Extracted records
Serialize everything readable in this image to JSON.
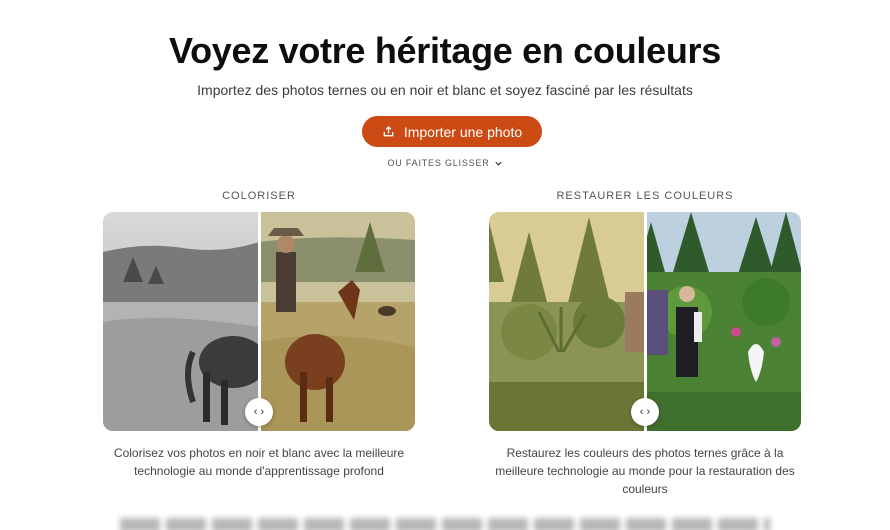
{
  "hero": {
    "title": "Voyez votre héritage en couleurs",
    "subtitle": "Importez des photos ternes ou en noir et blanc et soyez fasciné par les résultats",
    "upload_label": "Importer une photo",
    "drag_label": "OU FAITES GLISSER"
  },
  "features": [
    {
      "label": "COLORISER",
      "caption_line1": "Colorisez vos photos en noir et blanc avec la meilleure",
      "caption_line2": "technologie au monde d'apprentissage profond"
    },
    {
      "label": "RESTAURER LES COULEURS",
      "caption_line1": "Restaurez les couleurs des photos ternes grâce à la",
      "caption_line2": "meilleure technologie au monde pour la restauration des",
      "caption_line3": "couleurs"
    }
  ],
  "slider_handle": "‹ ›",
  "colors": {
    "accent": "#cc4a14",
    "text": "#1b1b1b"
  },
  "icons": {
    "upload": "upload-icon",
    "chevron": "chevron-down-icon",
    "slider": "slider-handle-icon"
  }
}
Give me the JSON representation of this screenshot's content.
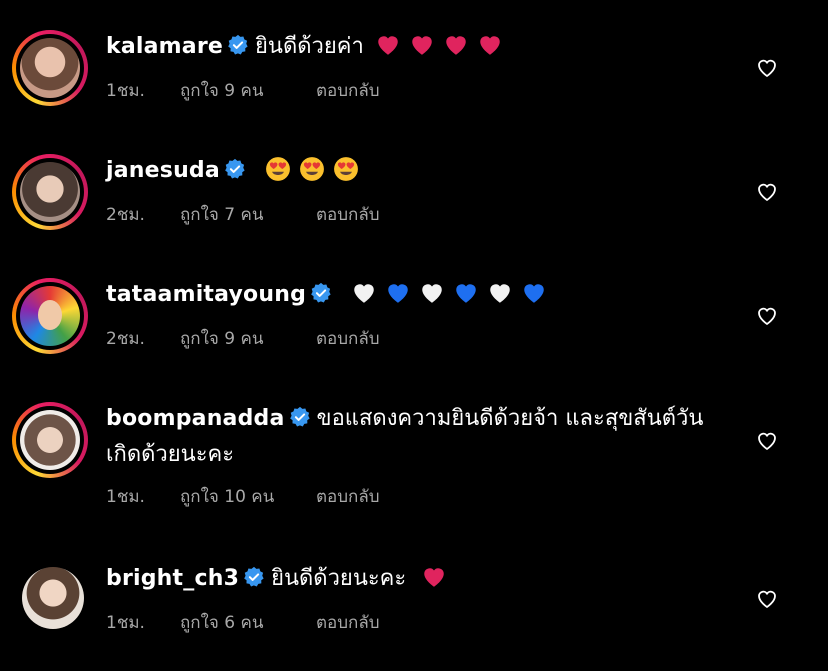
{
  "comments": [
    {
      "username": "kalamare",
      "text": "ยินดีด้วยค่า",
      "emojis": [
        "red-heart",
        "red-heart",
        "red-heart",
        "red-heart"
      ],
      "time": "1ชม.",
      "likes": "ถูกใจ 9 คน",
      "reply": "ตอบกลับ",
      "ring": true,
      "avatar_color": "#c79a86"
    },
    {
      "username": "janesuda",
      "text": "",
      "emojis": [
        "heart-eyes",
        "heart-eyes",
        "heart-eyes"
      ],
      "time": "2ชม.",
      "likes": "ถูกใจ 7 คน",
      "reply": "ตอบกลับ",
      "ring": true,
      "avatar_color": "#a58f85"
    },
    {
      "username": "tataamitayoung",
      "text": "",
      "emojis": [
        "white-heart",
        "blue-heart",
        "white-heart",
        "blue-heart",
        "white-heart",
        "blue-heart"
      ],
      "time": "2ชม.",
      "likes": "ถูกใจ 9 คน",
      "reply": "ตอบกลับ",
      "ring": true,
      "avatar_color": "#f3c44a"
    },
    {
      "username": "boompanadda",
      "text": "ขอแสดงความยินดีด้วยจ้า และสุขสันต์วันเกิดด้วยนะคะ",
      "emojis": [],
      "time": "1ชม.",
      "likes": "ถูกใจ 10 คน",
      "reply": "ตอบกลับ",
      "ring": true,
      "avatar_color": "#bfa38e"
    },
    {
      "username": "bright_ch3",
      "text": "ยินดีด้วยนะคะ",
      "emojis": [
        "red-heart"
      ],
      "time": "1ชม.",
      "likes": "ถูกใจ 6 คน",
      "reply": "ตอบกลับ",
      "ring": false,
      "avatar_color": "#d9c9b8"
    }
  ],
  "colors": {
    "background": "#000000",
    "verified": "#3897f0",
    "meta_text": "#a8a8a8"
  }
}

▶ _Objective_:
Go through the data and count each line that has the word "photos", then give the total alone.

▶ _Right answer_:
3